- _Instructions for the task_:
Please output every line of the material as it stands, without the pictures.

* BEGIN Records supplied *

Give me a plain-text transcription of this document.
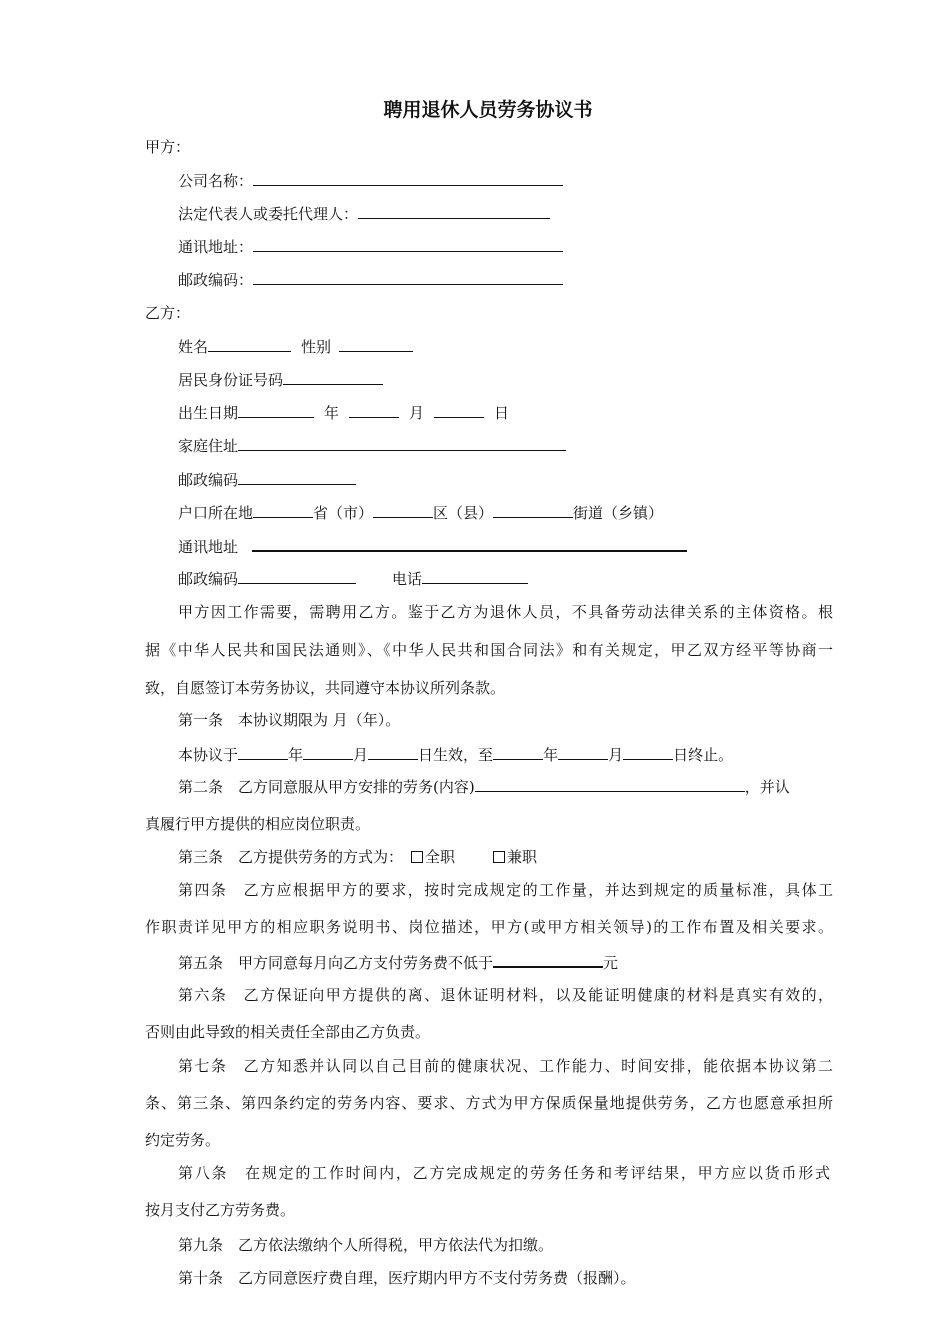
聘用退休人员劳务协议书
甲方：
公司名称：
法定代表人或委托代理人：
通讯地址：
邮政编码：
乙方：
姓名	性别
居民身份证号码
出生日期	年	月	日
家庭住址
邮政编码
户口所在地	省（市）	区（县）	街道（乡镇）
通讯地址
邮政编码	电话
甲方因工作需要，需聘用乙方。鉴于乙方为退休人员，不具备劳动法律关系的主体资格。根
据《中华人民共和国民法通则》、《中华人民共和国合同法》和有关规定，甲乙双方经平等协商一
致，自愿签订本劳务协议，共同遵守本协议所列条款。
第一条　本协议期限为 月（年）。
本协议于	年	月	日生效，至	年	月	日终止。
第二条　乙方同意服从甲方安排的劳务(内容)	，并认
真履行甲方提供的相应岗位职责。
第三条　乙方提供劳务的方式为： 全职	兼职
第四条　乙方应根据甲方的要求，按时完成规定的工作量，并达到规定的质量标准，具体工
作职责详见甲方的相应职务说明书、岗位描述，甲方(或甲方相关领导)的工作布置及相关要求。
第五条　甲方同意每月向乙方支付劳务费不低于	元
第六条　乙方保证向甲方提供的离、退休证明材料，以及能证明健康的材料是真实有效的，
否则由此导致的相关责任全部由乙方负责。
第七条　乙方知悉并认同以自己目前的健康状况、工作能力、时间安排，能依据本协议第二
条、第三条、第四条约定的劳务内容、要求、方式为甲方保质保量地提供劳务，乙方也愿意承担所
约定劳务。
第八条　在规定的工作时间内，乙方完成规定的劳务任务和考评结果，甲方应以货币形式
按月支付乙方劳务费。
第九条　乙方依法缴纳个人所得税，甲方依法代为扣缴。
第十条　乙方同意医疗费自理，医疗期内甲方不支付劳务费（报酬）。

* END Records supplied *

- _Output for this exercise_:
Give me a plain-text transcription of this document.
聘用退休人员劳务协议书
甲方：
公司名称：
法定代表人或委托代理人：
通讯地址：
邮政编码：
乙方：
姓名	性别
居民身份证号码
出生日期	年	月	日
家庭住址
邮政编码
户口所在地	省（市）	区（县）	街道（乡镇）
通讯地址
邮政编码	电话
甲方因工作需要，需聘用乙方。鉴于乙方为退休人员，不具备劳动法律关系的主体资格。根
据《中华人民共和国民法通则》、《中华人民共和国合同法》和有关规定，甲乙双方经平等协商一
致，自愿签订本劳务协议，共同遵守本协议所列条款。
第一条　本协议期限为 月（年）。
本协议于	年	月	日生效，至	年	月	日终止。
第二条　乙方同意服从甲方安排的劳务(内容)	，并认
真履行甲方提供的相应岗位职责。
第三条　乙方提供劳务的方式为： 全职	兼职
第四条　乙方应根据甲方的要求，按时完成规定的工作量，并达到规定的质量标准，具体工
作职责详见甲方的相应职务说明书、岗位描述，甲方(或甲方相关领导)的工作布置及相关要求。
第五条　甲方同意每月向乙方支付劳务费不低于	元
第六条　乙方保证向甲方提供的离、退休证明材料，以及能证明健康的材料是真实有效的，
否则由此导致的相关责任全部由乙方负责。
第七条　乙方知悉并认同以自己目前的健康状况、工作能力、时间安排，能依据本协议第二
条、第三条、第四条约定的劳务内容、要求、方式为甲方保质保量地提供劳务，乙方也愿意承担所
约定劳务。
第八条　在规定的工作时间内，乙方完成规定的劳务任务和考评结果，甲方应以货币形式
按月支付乙方劳务费。
第九条　乙方依法缴纳个人所得税，甲方依法代为扣缴。
第十条　乙方同意医疗费自理，医疗期内甲方不支付劳务费（报酬）。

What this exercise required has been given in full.